Records supplied
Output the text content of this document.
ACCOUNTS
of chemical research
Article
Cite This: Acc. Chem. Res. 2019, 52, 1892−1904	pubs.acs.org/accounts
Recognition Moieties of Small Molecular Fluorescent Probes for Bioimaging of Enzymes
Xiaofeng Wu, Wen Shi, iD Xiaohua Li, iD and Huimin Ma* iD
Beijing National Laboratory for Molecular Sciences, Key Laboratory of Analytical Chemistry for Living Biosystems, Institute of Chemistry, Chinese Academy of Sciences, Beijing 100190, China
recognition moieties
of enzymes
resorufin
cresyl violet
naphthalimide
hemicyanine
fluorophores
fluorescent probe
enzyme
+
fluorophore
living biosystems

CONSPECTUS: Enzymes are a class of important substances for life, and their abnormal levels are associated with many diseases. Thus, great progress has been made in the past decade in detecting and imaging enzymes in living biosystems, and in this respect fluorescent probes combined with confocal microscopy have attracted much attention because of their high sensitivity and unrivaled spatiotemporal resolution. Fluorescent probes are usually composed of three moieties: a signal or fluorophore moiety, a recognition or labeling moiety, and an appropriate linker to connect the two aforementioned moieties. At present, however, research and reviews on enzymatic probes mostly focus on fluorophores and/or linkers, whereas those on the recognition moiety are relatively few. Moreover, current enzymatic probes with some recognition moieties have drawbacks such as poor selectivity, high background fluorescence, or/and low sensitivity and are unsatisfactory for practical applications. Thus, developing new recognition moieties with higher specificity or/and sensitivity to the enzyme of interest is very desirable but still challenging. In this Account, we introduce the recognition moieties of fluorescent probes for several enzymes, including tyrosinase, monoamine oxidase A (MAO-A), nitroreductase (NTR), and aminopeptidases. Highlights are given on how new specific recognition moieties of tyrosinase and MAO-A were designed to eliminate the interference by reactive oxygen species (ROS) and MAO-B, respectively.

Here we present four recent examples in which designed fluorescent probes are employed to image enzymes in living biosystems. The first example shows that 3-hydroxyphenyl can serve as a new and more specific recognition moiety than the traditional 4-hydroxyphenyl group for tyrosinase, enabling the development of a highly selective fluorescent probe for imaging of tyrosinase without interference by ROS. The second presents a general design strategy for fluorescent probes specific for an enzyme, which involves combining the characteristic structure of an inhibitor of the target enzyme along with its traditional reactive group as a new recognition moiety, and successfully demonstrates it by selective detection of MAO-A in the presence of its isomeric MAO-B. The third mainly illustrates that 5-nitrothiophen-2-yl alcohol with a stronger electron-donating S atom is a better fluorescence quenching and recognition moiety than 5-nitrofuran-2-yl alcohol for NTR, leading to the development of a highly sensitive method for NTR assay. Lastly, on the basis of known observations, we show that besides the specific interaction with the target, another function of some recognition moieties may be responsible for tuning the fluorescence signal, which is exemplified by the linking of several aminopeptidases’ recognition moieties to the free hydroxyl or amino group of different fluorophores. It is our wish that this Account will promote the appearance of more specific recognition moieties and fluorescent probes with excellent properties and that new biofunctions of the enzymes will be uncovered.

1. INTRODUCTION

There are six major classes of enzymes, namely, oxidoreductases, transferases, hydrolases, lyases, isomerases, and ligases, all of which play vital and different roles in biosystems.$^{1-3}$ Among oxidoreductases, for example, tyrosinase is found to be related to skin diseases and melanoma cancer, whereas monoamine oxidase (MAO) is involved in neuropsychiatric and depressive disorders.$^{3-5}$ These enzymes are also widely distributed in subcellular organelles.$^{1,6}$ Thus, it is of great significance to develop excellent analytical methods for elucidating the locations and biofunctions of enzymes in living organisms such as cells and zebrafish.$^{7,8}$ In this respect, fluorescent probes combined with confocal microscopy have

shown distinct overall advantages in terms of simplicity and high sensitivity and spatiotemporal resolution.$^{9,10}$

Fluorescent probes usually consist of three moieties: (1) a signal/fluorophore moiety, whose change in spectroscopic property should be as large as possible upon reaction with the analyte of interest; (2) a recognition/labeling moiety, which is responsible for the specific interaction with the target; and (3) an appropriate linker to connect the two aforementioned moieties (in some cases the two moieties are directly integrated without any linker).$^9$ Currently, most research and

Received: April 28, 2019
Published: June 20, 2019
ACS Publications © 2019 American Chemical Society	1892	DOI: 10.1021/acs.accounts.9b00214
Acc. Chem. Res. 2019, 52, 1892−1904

Prompt
Extract every entry in the listing word for word.

Solution
Output the text content of this document.
ACCOUNTS
of chemical research
Article
Cite This: Acc. Chem. Res. 2019, 52, 1892−1904	pubs.acs.org/accounts
Recognition Moieties of Small Molecular Fluorescent Probes for Bioimaging of Enzymes
Xiaofeng Wu, Wen Shi, iD Xiaohua Li, iD and Huimin Ma* iD
Beijing National Laboratory for Molecular Sciences, Key Laboratory of Analytical Chemistry for Living Biosystems, Institute of Chemistry, Chinese Academy of Sciences, Beijing 100190, China
recognition moieties
of enzymes
resorufin
cresyl violet
naphthalimide
hemicyanine
fluorophores
fluorescent probe
enzyme
+
fluorophore
living biosystems

CONSPECTUS: Enzymes are a class of important substances for life, and their abnormal levels are associated with many diseases. Thus, great progress has been made in the past decade in detecting and imaging enzymes in living biosystems, and in this respect fluorescent probes combined with confocal microscopy have attracted much attention because of their high sensitivity and unrivaled spatiotemporal resolution. Fluorescent probes are usually composed of three moieties: a signal or fluorophore moiety, a recognition or labeling moiety, and an appropriate linker to connect the two aforementioned moieties. At present, however, research and reviews on enzymatic probes mostly focus on fluorophores and/or linkers, whereas those on the recognition moiety are relatively few. Moreover, current enzymatic probes with some recognition moieties have drawbacks such as poor selectivity, high background fluorescence, or/and low sensitivity and are unsatisfactory for practical applications. Thus, developing new recognition moieties with higher specificity or/and sensitivity to the enzyme of interest is very desirable but still challenging. In this Account, we introduce the recognition moieties of fluorescent probes for several enzymes, including tyrosinase, monoamine oxidase A (MAO-A), nitroreductase (NTR), and aminopeptidases. Highlights are given on how new specific recognition moieties of tyrosinase and MAO-A were designed to eliminate the interference by reactive oxygen species (ROS) and MAO-B, respectively.

Here we present four recent examples in which designed fluorescent probes are employed to image enzymes in living biosystems. The first example shows that 3-hydroxyphenyl can serve as a new and more specific recognition moiety than the traditional 4-hydroxyphenyl group for tyrosinase, enabling the development of a highly selective fluorescent probe for imaging of tyrosinase without interference by ROS. The second presents a general design strategy for fluorescent probes specific for an enzyme, which involves combining the characteristic structure of an inhibitor of the target enzyme along with its traditional reactive group as a new recognition moiety, and successfully demonstrates it by selective detection of MAO-A in the presence of its isomeric MAO-B. The third mainly illustrates that 5-nitrothiophen-2-yl alcohol with a stronger electron-donating S atom is a better fluorescence quenching and recognition moiety than 5-nitrofuran-2-yl alcohol for NTR, leading to the development of a highly sensitive method for NTR assay. Lastly, on the basis of known observations, we show that besides the specific interaction with the target, another function of some recognition moieties may be responsible for tuning the fluorescence signal, which is exemplified by the linking of several aminopeptidases’ recognition moieties to the free hydroxyl or amino group of different fluorophores. It is our wish that this Account will promote the appearance of more specific recognition moieties and fluorescent probes with excellent properties and that new biofunctions of the enzymes will be uncovered.

1. INTRODUCTION

There are six major classes of enzymes, namely, oxidoreductases, transferases, hydrolases, lyases, isomerases, and ligases, all of which play vital and different roles in biosystems.$^{1-3}$ Among oxidoreductases, for example, tyrosinase is found to be related to skin diseases and melanoma cancer, whereas monoamine oxidase (MAO) is involved in neuropsychiatric and depressive disorders.$^{3-5}$ These enzymes are also widely distributed in subcellular organelles.$^{1,6}$ Thus, it is of great significance to develop excellent analytical methods for elucidating the locations and biofunctions of enzymes in living organisms such as cells and zebrafish.$^{7,8}$ In this respect, fluorescent probes combined with confocal microscopy have

shown distinct overall advantages in terms of simplicity and high sensitivity and spatiotemporal resolution.$^{9,10}$

Fluorescent probes usually consist of three moieties: (1) a signal/fluorophore moiety, whose change in spectroscopic property should be as large as possible upon reaction with the analyte of interest; (2) a recognition/labeling moiety, which is responsible for the specific interaction with the target; and (3) an appropriate linker to connect the two aforementioned moieties (in some cases the two moieties are directly integrated without any linker).$^9$ Currently, most research and

Received: April 28, 2019
Published: June 20, 2019
ACS Publications © 2019 American Chemical Society	1892	DOI: 10.1021/acs.accounts.9b00214
Acc. Chem. Res. 2019, 52, 1892−1904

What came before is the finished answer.